• [Exercise set]:
1. Answer these questions from the article on reverse mentoring:
(a) Who does the article say notably popularized reverse mentoring?
(b) What was GE's mentoring scheme reportedly established to do?
(c) Where is ChannelSight based, and what kind of company is it?
2. Write the next few paragraphs of the article on reverse mentoring, picking up right after its final sentence.

How reverse mentoring works
Pairing senior executives with junior colleagues can have benefits beyond sharpening skills and expanding knowledge.
Reverse mentoring can help finance departments modernise with new technologies like robotic process automation (RPA) and even improve diversity and inclusion, say finance leaders and experts knowledgeable about the practice.
Reverse mentoring involves pairing senior executives as mentees to high-performing junior colleagues as mentors. Each person then trades skills, behaviours, and management insights.
While traditional mentoring has been around longer, reverse mentoring is arguably only 20 years old. It was notably popularised by General Electric CEO and Chairman Jack Welch, who in his inimitable style described it as “tipping the organisation upside down”.
Welch reportedly established GE’s mentoring scheme in the 1990s to share knowledge about the internet across generations. More recently, companies such as Cisco, Target, and BNP Paribas Personal Finance have begun running reverse mentoring programmes.
Today’s finance leaders are faced with an overwhelming volume of tools claiming to deliver innovations in areas such as process automation, business intelligence, and payments processing. Digital natives can help executives sift through options, to implement changes with real results.
This was the experience of Kunwar Chadha, FCMA, CGMA, the CFO of ChannelSight, an Ireland-based e-commerce technology company.

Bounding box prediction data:

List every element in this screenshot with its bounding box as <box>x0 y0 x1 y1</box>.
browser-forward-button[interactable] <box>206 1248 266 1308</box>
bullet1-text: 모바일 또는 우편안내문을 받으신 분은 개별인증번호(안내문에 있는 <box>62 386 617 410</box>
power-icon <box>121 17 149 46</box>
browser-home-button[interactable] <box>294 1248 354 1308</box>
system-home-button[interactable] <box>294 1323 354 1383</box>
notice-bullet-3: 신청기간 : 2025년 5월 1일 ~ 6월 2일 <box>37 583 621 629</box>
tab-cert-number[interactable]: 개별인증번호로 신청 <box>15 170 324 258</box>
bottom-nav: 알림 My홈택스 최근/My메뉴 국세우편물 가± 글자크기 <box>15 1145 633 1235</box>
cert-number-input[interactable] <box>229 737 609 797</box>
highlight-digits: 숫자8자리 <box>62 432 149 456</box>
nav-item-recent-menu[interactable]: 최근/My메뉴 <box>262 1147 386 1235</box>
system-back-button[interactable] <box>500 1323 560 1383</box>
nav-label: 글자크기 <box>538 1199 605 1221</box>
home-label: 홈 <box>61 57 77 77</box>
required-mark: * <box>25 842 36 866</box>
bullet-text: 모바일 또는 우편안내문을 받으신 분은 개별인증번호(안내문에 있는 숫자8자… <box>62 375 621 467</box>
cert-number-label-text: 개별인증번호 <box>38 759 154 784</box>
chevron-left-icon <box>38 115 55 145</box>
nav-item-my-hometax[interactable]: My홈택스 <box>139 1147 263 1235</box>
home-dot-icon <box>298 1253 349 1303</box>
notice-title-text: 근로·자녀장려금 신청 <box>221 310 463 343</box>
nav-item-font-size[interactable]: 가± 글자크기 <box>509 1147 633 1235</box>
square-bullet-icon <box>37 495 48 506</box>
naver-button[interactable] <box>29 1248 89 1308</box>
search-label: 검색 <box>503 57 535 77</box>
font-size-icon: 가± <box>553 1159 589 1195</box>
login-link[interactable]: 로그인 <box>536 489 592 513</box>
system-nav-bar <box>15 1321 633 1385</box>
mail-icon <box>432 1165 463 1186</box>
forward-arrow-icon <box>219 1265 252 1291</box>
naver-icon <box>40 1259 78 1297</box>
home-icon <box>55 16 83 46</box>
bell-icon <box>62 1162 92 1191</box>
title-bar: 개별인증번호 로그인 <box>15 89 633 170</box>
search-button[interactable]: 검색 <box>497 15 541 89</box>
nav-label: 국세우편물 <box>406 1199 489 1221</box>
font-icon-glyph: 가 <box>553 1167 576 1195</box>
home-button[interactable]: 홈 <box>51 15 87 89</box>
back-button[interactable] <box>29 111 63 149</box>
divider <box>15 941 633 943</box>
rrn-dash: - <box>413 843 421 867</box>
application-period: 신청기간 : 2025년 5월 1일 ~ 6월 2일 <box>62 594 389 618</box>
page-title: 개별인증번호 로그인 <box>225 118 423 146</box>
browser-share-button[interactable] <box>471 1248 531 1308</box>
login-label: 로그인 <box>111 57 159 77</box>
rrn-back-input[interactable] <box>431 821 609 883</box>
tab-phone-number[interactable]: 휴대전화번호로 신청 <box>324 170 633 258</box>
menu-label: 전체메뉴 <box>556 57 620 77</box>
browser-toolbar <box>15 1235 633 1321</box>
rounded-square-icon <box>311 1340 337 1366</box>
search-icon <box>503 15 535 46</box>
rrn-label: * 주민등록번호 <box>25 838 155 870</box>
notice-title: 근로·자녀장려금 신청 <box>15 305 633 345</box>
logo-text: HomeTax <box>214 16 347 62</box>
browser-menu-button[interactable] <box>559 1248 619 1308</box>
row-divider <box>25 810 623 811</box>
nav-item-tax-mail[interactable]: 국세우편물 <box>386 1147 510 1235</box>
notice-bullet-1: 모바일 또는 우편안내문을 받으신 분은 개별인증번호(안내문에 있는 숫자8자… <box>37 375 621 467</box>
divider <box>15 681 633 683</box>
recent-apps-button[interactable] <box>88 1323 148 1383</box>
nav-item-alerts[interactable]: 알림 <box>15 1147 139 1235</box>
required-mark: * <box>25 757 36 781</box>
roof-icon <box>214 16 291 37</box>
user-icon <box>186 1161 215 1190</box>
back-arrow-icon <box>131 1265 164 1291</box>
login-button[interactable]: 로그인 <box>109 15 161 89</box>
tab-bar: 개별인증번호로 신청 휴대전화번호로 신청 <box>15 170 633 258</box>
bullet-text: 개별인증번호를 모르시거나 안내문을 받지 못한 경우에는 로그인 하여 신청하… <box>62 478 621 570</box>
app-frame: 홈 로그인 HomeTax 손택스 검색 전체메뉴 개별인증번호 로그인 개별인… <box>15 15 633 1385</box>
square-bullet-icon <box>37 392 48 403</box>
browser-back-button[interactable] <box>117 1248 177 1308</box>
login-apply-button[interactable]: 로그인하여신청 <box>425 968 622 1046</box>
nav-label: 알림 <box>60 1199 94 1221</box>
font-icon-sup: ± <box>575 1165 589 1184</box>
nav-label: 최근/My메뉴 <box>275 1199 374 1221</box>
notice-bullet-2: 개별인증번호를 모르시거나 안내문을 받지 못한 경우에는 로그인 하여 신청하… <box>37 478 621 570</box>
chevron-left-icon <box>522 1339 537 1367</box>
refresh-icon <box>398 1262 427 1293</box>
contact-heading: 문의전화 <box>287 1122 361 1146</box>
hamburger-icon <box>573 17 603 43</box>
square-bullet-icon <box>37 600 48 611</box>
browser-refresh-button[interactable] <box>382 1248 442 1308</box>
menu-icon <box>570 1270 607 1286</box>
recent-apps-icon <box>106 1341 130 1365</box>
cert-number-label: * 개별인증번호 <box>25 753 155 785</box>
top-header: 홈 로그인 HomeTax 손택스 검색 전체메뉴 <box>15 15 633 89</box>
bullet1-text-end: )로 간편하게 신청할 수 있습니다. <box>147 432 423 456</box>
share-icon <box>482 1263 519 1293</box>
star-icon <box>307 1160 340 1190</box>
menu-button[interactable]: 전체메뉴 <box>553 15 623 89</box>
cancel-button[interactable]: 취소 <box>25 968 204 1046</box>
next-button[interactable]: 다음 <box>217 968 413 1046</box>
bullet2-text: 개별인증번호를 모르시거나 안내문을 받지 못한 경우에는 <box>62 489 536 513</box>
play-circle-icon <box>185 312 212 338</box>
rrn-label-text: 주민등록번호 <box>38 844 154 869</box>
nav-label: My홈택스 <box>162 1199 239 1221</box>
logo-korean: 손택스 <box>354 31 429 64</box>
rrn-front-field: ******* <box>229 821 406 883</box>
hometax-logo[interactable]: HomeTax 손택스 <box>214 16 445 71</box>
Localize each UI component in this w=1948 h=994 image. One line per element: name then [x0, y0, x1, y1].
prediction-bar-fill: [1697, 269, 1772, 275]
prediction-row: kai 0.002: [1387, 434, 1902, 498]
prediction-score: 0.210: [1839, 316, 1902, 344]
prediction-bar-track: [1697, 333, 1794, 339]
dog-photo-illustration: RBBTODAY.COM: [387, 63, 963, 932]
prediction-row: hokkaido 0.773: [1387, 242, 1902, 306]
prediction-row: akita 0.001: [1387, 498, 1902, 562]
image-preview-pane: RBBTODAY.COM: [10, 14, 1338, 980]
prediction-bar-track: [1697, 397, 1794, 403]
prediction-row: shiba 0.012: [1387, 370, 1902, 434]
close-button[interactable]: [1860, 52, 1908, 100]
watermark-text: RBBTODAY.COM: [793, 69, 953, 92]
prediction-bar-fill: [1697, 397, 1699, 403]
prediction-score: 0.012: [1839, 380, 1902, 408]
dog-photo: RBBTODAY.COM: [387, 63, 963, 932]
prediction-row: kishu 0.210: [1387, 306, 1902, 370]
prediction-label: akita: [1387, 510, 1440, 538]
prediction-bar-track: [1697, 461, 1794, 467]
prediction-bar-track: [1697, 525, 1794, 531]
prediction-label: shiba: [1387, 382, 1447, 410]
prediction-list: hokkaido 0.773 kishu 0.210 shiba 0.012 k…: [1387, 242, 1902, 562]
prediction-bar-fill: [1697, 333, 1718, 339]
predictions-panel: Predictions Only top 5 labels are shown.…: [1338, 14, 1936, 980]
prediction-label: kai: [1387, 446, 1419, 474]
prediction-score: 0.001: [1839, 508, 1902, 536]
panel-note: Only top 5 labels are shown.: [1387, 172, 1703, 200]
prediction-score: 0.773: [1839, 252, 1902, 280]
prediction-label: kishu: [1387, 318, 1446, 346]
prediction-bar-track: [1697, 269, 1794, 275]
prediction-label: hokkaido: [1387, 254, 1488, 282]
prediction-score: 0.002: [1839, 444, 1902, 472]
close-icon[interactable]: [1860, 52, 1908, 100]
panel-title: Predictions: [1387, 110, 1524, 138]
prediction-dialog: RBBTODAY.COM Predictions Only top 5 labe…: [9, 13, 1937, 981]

• [Solved tasks]:
1.
(a) Jack Welch, the CEO and Chairman of General Electric.
(b) To share knowledge about the internet across generations.
(c) It is based in Ireland and is an e-commerce technology company.

2.
“At my current role at ChannelSight, we recently developed robotic process automation that saved us five days of accounting grunt work per month,” Chadha said. “The idea for this came from a younger acquaintance. Although this wasn’t a formal reverse mentoring scenario, I can certainly see the benefit of setting up structured processes for this in organisations.”
At Unilever France, reverse mentoring has been used to improve agile thinking at the board level, said Erdinc Ucan, ACMA, CGMA, the company’s former finance vice-president in the country.
“The change is so fast in every single area so that external awareness has never been so vital for any organisation,” said Ucan. “Topics such as digital technology, social media, changing trends, emerging businesses, and risks remain more on the radar of younger people, who with reverse mentoring can update senior teams and trigger and lead internal change programmes.”
Reverse mentoring may be one method of retaining Millennial staff. Almost half of this generation plan to spend less than two years in their current job, according to the Deloitte Global Millennial Survey 2019. When asked why they plan to leave, Millennial employees list lack of professional development and advancement high on their list of reasons.
While lessening staff attrition and improving technological savvy has led many companies to first consider reverse mentoring, others are looking at it to help improve wider organisational and cultural issues. The UK’s Foreign Office, for example, has created a reverse mentoring programme for ethnic minorities, with the goal to address unrepresentative rates of career progression and create a more diverse diplomatic service.
3 tips to get reverse mentoring right
But programmes are unlikely to deliver the right results if participants are prepared poorly, mismatched, or working on behaviours that are not linked to clear company strategy. Getting it wrong can waste resources, time, and funds.
Leadership experts and consultants suggest a range of ways to ensure reverse mentoring programmes work for everyone involved.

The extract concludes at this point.